## Passage fourni
============================================================
Le ministère de la justice américain renvoie une nouvelle fois Google et les éditeurs américains à la table à dessin. Il juge que l'accord conclu entre les deux partis permet à Google «d'être le seul acteur sur le marché numérique avec les droits de distribution et d'exploitations d'une grande variété de contenus dans de multiples formats».
En octobre 2008, le géant de la recherche en ligne a conclu un accord avec la Guilde des auteurs et l'Association des éditeurs américains suite à un litige au sujet des droits d'auteur des livres numérisés. Pour mettre fin à la querelle, Google a offert de verser 125 millions de dollars pour rémunérer les auteurs dont les oeuvres auraient été numérisées sans autorisation.
============================================================
## Informations extraites

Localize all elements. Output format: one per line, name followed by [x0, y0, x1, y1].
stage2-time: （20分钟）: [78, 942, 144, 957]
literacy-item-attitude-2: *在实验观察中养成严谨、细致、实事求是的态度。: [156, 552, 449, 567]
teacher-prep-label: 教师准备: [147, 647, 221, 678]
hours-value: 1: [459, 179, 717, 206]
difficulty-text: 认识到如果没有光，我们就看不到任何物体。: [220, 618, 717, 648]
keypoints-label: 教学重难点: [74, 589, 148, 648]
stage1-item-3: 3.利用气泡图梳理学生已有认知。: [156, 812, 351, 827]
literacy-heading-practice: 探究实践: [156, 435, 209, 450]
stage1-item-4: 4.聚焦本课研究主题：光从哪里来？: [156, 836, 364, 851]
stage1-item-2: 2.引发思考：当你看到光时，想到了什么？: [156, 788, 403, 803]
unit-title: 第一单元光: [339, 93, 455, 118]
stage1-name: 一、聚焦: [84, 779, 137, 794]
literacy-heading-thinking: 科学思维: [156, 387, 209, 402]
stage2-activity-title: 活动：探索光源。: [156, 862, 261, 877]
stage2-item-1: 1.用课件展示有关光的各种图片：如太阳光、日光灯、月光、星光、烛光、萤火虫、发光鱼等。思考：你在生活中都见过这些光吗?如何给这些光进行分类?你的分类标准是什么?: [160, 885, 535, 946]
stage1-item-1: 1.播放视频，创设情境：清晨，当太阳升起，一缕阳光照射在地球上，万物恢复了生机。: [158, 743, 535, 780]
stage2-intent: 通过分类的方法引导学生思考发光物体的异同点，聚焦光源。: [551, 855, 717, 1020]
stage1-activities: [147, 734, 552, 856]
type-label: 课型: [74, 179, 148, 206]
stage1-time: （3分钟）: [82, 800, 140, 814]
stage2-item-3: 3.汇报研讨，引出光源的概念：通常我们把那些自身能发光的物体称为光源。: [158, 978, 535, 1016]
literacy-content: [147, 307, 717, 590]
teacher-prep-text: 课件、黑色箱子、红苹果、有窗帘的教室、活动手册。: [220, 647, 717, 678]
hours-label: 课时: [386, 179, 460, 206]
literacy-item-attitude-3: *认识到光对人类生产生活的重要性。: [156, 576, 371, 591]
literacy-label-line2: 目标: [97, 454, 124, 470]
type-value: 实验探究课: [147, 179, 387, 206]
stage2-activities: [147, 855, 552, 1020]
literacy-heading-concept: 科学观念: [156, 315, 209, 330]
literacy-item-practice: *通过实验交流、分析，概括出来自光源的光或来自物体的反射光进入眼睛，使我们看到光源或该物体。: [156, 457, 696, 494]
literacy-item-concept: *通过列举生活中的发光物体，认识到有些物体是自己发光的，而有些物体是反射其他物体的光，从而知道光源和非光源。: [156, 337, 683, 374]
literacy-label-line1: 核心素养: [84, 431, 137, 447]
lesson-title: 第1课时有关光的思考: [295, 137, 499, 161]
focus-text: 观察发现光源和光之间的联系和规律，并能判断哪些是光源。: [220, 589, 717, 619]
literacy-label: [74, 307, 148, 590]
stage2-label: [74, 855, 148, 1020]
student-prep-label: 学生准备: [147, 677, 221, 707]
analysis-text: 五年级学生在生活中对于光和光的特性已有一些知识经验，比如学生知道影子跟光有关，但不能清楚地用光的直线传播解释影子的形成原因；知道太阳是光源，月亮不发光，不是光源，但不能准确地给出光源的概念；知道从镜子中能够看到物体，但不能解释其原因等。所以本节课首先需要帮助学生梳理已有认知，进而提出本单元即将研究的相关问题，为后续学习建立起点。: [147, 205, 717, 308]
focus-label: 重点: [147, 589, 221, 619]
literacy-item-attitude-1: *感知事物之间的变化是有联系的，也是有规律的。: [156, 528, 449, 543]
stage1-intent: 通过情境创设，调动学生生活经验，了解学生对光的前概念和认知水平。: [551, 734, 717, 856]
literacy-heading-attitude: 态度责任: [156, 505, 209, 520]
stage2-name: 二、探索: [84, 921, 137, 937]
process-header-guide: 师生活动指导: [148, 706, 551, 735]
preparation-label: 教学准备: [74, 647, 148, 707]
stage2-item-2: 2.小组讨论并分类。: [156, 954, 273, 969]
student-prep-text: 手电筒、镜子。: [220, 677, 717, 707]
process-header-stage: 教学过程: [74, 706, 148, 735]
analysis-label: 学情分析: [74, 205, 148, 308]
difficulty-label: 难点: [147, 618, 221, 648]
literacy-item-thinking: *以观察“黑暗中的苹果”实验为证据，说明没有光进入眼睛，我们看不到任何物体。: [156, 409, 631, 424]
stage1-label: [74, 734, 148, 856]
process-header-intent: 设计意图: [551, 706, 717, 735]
============================================================
## Actions requises
A) D'après le texte sur l'accord entre Google et les éditeurs américains, quelle somme Google a-t-il offert de verser pour mettre fin à la querelle ?
B) Reproduisez fidèlement le passage du texte sur l'accord entre Google et les éditeurs américains qui commence par «Le ministère de» et se termine par «numérisées sans autorisation.».
C) Écrivez la suite du texte sur l'accord entre Google et les éditeurs américains, à partir de sa dernière phrase.

## Réponses aux consignes
A) Google a offert de verser 125 millions de dollars.

B)
Le ministère de la justice américain renvoie une nouvelle fois Google et les éditeurs américains à la table à dessin. Il juge que l'accord conclu entre les deux partis permet à Google «d'être le seul acteur sur le marché numérique avec les droits de distribution et d'exploitations d'une grande variété de contenus dans de multiples formats».
En octobre 2008, le géant de la recherche en ligne a conclu un accord avec la Guilde des auteurs et l'Association des éditeurs américains suite à un litige au sujet des droits d'auteur des livres numérisés. Pour mettre fin à la querelle, Google a offert de verser 125 millions de dollars pour rémunérer les auteurs dont les oeuvres auraient été numérisées sans autorisation.

C)
En vertu de cette entente, Google s'est également engagé à créer un «fonds de droits du livre» pour assurer des revenus aux auteurs qui accepteraient la numérisation.
L'accord attend toujours l'approbation des tribunaux. Or, considérant l'opposition du ministère, il est peu probable qu'un tribunal accepte de valider le contrat s'il n'est pas modifié comme le réclame Washington.
En plus du risque de monopole que craint le ministère de la Justice, les détracteurs de l'accord craignent qu'il donne à Google des droits exclusifs sur les œuvres du domaine public, et les prive d'une partie de leurs droits d'auteurs.